The task
Filter the entries, keeping every line with the word "Clustered".

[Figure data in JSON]
--- --- ---

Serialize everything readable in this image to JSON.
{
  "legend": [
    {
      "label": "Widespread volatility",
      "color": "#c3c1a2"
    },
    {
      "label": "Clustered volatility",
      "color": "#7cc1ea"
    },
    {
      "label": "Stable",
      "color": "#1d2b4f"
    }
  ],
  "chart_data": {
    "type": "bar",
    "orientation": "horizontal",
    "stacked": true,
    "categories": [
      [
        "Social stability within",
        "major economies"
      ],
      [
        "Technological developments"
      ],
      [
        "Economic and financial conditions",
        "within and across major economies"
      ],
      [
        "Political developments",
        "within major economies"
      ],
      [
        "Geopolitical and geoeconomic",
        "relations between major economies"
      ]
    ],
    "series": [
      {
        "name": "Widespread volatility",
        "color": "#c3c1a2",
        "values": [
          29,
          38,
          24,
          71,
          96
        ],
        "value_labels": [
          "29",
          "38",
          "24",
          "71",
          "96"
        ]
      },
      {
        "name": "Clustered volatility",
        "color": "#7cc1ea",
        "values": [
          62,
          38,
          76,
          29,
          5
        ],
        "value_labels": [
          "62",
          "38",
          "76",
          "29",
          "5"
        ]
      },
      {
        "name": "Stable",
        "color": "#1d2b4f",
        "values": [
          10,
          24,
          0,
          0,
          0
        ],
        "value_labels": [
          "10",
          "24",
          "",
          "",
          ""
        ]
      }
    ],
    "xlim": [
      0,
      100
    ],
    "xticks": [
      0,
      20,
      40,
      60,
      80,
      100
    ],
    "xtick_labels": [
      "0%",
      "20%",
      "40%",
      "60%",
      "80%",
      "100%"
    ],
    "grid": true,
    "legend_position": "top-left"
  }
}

--- --- ---

Exercise output
      "label": "Clustered volatility",
        "name": "Clustered volatility",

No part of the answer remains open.